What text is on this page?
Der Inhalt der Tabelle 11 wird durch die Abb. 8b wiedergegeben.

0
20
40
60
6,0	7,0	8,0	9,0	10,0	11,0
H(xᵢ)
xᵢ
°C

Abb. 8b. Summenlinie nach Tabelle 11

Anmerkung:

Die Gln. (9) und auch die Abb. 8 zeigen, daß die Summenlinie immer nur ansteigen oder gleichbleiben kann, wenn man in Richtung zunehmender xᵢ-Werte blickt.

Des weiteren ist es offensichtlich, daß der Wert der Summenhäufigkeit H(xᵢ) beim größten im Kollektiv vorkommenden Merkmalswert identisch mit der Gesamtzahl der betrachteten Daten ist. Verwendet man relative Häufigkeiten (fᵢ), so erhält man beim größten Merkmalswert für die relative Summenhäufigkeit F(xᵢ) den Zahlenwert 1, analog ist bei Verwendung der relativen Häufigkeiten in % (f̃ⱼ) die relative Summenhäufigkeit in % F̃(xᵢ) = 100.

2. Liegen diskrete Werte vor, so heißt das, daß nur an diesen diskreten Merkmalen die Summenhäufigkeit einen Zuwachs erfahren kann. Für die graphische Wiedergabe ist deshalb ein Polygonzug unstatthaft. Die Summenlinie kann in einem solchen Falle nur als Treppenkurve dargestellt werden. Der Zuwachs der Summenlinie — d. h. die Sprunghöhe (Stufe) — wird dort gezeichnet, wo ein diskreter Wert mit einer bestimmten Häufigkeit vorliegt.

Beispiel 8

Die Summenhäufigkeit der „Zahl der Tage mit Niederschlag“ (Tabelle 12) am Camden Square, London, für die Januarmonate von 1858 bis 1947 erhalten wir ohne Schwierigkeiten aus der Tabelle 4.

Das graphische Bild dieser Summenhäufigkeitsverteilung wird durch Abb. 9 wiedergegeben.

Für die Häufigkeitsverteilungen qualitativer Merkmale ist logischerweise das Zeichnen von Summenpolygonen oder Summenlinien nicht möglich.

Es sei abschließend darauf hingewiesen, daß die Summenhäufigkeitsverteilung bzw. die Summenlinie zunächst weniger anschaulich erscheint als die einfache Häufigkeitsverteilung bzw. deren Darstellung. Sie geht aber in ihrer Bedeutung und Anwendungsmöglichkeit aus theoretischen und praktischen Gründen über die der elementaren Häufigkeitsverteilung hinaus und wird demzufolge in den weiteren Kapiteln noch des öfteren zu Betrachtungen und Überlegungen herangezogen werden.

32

************

EXERCISE DIRECTIONS: All of the lines above need to be given again exactly.

FULL RESPONSE:
What text is on this page?
Der Inhalt der Tabelle 11 wird durch die Abb. 8b wiedergegeben.

0
20
40
60
6,0	7,0	8,0	9,0	10,0	11,0
H(xᵢ)
xᵢ
°C

Abb. 8b. Summenlinie nach Tabelle 11

Anmerkung:

Die Gln. (9) und auch die Abb. 8 zeigen, daß die Summenlinie immer nur ansteigen oder gleichbleiben kann, wenn man in Richtung zunehmender xᵢ-Werte blickt.

Des weiteren ist es offensichtlich, daß der Wert der Summenhäufigkeit H(xᵢ) beim größten im Kollektiv vorkommenden Merkmalswert identisch mit der Gesamtzahl der betrachteten Daten ist. Verwendet man relative Häufigkeiten (fᵢ), so erhält man beim größten Merkmalswert für die relative Summenhäufigkeit F(xᵢ) den Zahlenwert 1, analog ist bei Verwendung der relativen Häufigkeiten in % (f̃ⱼ) die relative Summenhäufigkeit in % F̃(xᵢ) = 100.

2. Liegen diskrete Werte vor, so heißt das, daß nur an diesen diskreten Merkmalen die Summenhäufigkeit einen Zuwachs erfahren kann. Für die graphische Wiedergabe ist deshalb ein Polygonzug unstatthaft. Die Summenlinie kann in einem solchen Falle nur als Treppenkurve dargestellt werden. Der Zuwachs der Summenlinie — d. h. die Sprunghöhe (Stufe) — wird dort gezeichnet, wo ein diskreter Wert mit einer bestimmten Häufigkeit vorliegt.

Beispiel 8

Die Summenhäufigkeit der „Zahl der Tage mit Niederschlag“ (Tabelle 12) am Camden Square, London, für die Januarmonate von 1858 bis 1947 erhalten wir ohne Schwierigkeiten aus der Tabelle 4.

Das graphische Bild dieser Summenhäufigkeitsverteilung wird durch Abb. 9 wiedergegeben.

Für die Häufigkeitsverteilungen qualitativer Merkmale ist logischerweise das Zeichnen von Summenpolygonen oder Summenlinien nicht möglich.

Es sei abschließend darauf hingewiesen, daß die Summenhäufigkeitsverteilung bzw. die Summenlinie zunächst weniger anschaulich erscheint als die einfache Häufigkeitsverteilung bzw. deren Darstellung. Sie geht aber in ihrer Bedeutung und Anwendungsmöglichkeit aus theoretischen und praktischen Gründen über die der elementaren Häufigkeitsverteilung hinaus und wird demzufolge in den weiteren Kapiteln noch des öfteren zu Betrachtungen und Überlegungen herangezogen werden.

32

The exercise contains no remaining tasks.